>> START

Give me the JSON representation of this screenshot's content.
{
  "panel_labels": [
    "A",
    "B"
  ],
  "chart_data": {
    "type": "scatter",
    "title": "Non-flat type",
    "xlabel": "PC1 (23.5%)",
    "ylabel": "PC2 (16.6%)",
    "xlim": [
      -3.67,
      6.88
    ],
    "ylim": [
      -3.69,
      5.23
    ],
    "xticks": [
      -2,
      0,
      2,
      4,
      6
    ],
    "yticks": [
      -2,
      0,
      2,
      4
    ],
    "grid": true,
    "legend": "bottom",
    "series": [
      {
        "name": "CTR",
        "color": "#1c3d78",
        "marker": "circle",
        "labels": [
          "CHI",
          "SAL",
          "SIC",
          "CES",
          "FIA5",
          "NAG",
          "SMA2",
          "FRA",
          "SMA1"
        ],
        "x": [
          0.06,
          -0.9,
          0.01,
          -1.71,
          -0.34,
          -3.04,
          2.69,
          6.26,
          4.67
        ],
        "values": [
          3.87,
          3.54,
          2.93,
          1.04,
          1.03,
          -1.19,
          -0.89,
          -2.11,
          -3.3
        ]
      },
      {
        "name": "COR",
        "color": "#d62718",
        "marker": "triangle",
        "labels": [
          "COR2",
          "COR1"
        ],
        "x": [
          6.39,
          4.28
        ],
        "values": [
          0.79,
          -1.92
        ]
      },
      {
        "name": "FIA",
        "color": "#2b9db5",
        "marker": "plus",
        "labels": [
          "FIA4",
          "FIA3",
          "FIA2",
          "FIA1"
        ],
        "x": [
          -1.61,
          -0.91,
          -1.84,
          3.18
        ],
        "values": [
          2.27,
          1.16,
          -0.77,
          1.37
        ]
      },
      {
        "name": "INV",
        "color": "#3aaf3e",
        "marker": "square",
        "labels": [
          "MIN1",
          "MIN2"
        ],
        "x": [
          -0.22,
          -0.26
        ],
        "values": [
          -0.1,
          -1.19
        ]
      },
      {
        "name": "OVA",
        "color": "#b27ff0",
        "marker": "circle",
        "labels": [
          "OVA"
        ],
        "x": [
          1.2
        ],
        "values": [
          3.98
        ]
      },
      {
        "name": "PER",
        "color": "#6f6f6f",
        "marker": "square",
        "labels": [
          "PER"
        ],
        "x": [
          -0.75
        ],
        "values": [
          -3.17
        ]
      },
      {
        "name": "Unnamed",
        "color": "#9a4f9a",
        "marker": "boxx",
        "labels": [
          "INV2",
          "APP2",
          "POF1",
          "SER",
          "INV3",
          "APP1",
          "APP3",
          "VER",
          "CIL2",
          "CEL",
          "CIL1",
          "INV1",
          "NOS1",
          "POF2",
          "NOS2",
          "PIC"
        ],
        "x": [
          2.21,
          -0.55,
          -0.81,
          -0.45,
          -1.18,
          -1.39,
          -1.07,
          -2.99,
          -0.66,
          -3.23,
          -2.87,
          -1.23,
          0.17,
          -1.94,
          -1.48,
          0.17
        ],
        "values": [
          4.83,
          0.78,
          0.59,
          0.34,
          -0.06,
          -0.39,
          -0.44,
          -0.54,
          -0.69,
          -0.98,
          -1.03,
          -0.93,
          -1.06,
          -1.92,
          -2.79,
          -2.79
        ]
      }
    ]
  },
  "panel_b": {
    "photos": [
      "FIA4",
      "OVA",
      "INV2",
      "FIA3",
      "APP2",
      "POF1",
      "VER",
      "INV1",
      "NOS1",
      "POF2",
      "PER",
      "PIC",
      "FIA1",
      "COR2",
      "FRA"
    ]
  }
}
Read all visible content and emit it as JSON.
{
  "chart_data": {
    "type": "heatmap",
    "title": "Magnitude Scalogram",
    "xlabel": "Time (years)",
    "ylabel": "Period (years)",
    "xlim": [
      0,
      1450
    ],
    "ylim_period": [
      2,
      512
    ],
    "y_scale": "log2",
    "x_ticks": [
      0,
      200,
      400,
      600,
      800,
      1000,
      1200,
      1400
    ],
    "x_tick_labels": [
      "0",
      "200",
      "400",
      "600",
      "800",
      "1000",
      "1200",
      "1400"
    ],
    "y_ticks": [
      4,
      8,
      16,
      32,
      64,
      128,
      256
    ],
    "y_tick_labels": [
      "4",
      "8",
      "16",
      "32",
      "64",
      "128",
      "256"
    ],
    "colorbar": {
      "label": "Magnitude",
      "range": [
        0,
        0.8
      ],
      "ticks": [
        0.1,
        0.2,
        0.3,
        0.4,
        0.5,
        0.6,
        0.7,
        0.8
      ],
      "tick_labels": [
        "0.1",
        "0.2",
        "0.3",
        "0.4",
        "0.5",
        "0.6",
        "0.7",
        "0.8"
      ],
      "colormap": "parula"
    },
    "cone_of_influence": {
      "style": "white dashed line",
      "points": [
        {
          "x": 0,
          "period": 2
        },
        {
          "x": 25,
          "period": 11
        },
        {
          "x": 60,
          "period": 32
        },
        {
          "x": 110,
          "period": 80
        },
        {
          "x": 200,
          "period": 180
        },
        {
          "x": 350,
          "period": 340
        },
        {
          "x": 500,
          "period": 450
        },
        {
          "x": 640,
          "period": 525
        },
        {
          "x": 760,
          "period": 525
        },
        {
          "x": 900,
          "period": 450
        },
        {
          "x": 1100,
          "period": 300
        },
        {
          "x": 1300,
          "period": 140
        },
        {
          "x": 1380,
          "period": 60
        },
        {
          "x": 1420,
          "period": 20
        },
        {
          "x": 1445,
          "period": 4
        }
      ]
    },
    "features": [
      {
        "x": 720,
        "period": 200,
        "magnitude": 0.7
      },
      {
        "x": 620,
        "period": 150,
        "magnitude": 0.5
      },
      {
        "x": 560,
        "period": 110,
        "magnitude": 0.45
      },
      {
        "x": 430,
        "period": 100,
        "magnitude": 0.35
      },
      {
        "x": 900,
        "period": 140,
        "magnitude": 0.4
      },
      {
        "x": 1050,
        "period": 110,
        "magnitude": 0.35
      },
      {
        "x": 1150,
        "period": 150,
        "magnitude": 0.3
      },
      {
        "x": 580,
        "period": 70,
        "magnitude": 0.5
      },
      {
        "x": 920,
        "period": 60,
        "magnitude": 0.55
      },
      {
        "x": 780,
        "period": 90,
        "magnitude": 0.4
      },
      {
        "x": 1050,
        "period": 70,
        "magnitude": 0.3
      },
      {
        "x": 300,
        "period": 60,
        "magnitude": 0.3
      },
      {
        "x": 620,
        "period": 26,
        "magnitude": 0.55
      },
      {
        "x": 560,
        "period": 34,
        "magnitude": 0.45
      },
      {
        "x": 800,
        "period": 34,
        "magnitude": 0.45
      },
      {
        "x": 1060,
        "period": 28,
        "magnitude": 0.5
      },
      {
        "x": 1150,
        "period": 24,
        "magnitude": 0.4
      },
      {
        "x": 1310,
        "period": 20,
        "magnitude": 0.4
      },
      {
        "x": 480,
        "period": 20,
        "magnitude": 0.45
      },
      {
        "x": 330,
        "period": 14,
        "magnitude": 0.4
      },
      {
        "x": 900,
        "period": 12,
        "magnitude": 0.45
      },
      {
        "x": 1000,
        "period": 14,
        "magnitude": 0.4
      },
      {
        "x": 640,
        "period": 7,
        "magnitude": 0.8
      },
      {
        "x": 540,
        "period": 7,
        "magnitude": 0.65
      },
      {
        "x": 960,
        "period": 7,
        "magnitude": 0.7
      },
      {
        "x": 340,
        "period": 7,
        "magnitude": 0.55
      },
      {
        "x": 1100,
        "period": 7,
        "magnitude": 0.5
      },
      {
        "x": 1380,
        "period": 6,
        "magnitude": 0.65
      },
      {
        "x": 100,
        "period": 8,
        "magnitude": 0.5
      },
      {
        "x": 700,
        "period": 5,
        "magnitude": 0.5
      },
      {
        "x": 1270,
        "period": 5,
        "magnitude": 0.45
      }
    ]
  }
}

>> END

§ **Exercise details**
Return each line that includes "marker".

§ **Task answer**
        "marker": "circle",
        "marker": "triangle",
        "marker": "plus",
        "marker": "square",
        "marker": "circle",
        "marker": "square",
        "marker": "boxx",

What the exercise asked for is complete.